## MATERIAL TO PROCESS
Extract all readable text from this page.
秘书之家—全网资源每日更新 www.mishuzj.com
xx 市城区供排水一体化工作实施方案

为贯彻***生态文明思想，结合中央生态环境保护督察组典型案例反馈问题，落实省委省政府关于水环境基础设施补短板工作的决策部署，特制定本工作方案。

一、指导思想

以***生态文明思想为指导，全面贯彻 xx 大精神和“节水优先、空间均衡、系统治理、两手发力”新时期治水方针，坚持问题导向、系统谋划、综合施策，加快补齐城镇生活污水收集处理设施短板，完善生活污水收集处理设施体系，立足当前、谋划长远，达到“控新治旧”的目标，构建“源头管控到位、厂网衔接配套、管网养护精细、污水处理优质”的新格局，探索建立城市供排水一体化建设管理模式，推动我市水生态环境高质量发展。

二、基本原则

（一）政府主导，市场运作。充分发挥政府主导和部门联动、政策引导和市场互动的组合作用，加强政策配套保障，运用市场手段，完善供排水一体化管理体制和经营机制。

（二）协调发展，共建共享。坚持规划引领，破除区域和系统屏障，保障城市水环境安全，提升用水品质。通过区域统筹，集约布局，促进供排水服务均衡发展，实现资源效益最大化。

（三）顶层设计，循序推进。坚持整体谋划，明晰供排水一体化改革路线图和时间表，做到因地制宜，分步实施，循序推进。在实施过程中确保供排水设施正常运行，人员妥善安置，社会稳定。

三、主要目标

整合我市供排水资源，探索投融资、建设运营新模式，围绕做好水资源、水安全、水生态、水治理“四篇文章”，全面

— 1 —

## GIVEN REQUEST
Copy out the full material exactly as it appears.

## FULL RESPONSE
Extract all readable text from this page.
秘书之家—全网资源每日更新 www.mishuzj.com
xx 市城区供排水一体化工作实施方案

为贯彻***生态文明思想，结合中央生态环境保护督察组典型案例反馈问题，落实省委省政府关于水环境基础设施补短板工作的决策部署，特制定本工作方案。

一、指导思想

以***生态文明思想为指导，全面贯彻 xx 大精神和“节水优先、空间均衡、系统治理、两手发力”新时期治水方针，坚持问题导向、系统谋划、综合施策，加快补齐城镇生活污水收集处理设施短板，完善生活污水收集处理设施体系，立足当前、谋划长远，达到“控新治旧”的目标，构建“源头管控到位、厂网衔接配套、管网养护精细、污水处理优质”的新格局，探索建立城市供排水一体化建设管理模式，推动我市水生态环境高质量发展。

二、基本原则

（一）政府主导，市场运作。充分发挥政府主导和部门联动、政策引导和市场互动的组合作用，加强政策配套保障，运用市场手段，完善供排水一体化管理体制和经营机制。

（二）协调发展，共建共享。坚持规划引领，破除区域和系统屏障，保障城市水环境安全，提升用水品质。通过区域统筹，集约布局，促进供排水服务均衡发展，实现资源效益最大化。

（三）顶层设计，循序推进。坚持整体谋划，明晰供排水一体化改革路线图和时间表，做到因地制宜，分步实施，循序推进。在实施过程中确保供排水设施正常运行，人员妥善安置，社会稳定。

三、主要目标

整合我市供排水资源，探索投融资、建设运营新模式，围绕做好水资源、水安全、水生态、水治理“四篇文章”，全面

— 1 —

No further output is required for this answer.